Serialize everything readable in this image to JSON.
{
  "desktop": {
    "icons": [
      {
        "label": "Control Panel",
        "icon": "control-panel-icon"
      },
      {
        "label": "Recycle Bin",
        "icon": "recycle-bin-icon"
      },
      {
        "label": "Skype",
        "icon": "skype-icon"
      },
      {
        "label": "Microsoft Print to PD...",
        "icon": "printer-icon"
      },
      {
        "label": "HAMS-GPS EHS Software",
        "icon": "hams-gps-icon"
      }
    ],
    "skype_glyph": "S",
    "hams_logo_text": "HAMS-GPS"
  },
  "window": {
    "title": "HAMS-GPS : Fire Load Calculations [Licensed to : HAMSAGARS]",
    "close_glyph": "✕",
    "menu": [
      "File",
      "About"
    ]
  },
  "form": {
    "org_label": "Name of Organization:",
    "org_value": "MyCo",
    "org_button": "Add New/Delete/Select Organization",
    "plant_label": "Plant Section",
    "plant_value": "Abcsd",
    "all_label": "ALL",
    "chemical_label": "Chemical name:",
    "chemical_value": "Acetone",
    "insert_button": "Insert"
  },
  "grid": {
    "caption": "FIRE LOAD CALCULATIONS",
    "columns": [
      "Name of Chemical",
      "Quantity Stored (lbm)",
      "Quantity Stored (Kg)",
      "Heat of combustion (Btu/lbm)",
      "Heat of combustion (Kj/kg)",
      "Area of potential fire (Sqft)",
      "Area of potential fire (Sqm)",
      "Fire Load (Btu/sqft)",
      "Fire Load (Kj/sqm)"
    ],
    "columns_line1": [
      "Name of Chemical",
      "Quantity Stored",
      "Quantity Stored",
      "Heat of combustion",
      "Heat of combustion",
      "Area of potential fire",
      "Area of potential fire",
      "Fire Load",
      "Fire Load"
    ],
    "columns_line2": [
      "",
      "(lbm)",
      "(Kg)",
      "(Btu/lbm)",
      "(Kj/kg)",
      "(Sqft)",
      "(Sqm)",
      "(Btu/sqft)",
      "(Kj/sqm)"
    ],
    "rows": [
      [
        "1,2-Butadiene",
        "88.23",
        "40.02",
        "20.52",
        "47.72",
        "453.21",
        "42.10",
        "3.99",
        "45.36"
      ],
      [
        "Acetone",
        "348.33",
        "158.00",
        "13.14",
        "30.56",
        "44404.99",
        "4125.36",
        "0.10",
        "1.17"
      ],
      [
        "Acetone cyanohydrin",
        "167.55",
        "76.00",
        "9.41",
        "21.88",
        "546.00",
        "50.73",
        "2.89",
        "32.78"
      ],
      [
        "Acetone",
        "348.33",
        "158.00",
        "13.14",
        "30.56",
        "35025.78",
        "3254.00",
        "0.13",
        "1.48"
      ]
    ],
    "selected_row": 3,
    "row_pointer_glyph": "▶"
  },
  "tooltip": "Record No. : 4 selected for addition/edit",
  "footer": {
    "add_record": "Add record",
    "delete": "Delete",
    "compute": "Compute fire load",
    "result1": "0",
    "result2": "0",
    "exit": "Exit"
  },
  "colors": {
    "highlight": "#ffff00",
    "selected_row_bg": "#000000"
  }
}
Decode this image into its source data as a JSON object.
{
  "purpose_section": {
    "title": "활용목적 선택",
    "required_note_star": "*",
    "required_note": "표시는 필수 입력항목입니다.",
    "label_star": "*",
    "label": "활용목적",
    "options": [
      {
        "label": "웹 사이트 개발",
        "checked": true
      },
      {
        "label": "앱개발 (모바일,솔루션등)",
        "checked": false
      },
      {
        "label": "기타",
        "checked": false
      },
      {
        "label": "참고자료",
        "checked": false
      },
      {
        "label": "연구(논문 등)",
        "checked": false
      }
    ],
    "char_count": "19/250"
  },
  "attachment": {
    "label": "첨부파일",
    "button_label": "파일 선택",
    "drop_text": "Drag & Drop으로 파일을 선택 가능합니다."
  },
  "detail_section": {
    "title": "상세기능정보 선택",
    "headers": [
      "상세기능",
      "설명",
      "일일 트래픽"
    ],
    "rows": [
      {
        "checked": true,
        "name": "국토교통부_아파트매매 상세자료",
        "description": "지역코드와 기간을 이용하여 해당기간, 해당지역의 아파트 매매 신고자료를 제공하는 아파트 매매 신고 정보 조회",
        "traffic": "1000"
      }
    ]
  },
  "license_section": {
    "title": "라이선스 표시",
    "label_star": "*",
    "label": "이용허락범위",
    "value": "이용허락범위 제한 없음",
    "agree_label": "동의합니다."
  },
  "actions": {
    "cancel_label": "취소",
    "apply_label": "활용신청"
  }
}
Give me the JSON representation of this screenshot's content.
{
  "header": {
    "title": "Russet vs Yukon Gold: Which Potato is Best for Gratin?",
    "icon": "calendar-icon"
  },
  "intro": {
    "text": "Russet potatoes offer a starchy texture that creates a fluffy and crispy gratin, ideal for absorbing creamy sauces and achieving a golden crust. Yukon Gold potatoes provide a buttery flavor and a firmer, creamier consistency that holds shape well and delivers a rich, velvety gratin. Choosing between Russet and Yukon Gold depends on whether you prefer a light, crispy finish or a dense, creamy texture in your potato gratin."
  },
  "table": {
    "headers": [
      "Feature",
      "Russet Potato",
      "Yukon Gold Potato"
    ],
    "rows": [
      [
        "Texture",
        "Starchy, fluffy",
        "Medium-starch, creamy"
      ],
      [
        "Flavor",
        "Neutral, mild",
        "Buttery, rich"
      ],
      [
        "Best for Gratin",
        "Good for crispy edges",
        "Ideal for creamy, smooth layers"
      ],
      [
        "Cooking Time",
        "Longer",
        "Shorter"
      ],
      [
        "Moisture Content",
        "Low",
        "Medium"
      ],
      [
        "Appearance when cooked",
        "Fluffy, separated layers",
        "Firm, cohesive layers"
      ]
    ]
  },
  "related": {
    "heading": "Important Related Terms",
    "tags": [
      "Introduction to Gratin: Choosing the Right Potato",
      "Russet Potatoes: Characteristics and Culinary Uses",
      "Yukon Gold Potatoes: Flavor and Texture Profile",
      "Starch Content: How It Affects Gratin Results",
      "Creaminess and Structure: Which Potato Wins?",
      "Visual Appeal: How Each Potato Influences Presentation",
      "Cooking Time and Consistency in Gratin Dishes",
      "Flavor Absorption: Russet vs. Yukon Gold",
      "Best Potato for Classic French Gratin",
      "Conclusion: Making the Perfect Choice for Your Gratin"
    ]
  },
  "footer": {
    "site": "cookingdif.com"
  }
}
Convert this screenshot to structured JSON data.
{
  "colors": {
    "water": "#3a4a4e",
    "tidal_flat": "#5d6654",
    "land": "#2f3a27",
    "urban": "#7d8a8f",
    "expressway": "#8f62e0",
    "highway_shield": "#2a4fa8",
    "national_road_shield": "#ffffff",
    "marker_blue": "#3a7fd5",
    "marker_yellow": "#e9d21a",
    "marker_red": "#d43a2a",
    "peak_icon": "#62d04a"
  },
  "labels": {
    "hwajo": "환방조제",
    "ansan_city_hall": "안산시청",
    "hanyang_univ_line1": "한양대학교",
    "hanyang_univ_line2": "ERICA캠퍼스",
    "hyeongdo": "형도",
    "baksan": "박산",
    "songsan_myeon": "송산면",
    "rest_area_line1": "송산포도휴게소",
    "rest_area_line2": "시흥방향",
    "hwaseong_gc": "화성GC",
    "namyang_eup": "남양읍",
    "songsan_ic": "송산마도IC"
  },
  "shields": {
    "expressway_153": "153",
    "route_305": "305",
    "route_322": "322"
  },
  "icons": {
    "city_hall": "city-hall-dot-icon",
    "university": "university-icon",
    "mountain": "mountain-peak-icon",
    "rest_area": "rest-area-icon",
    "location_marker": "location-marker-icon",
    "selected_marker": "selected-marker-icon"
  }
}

Stated goal
State the count of lines holding the string "data" in the listing above, and nothing else.

Complete answer
2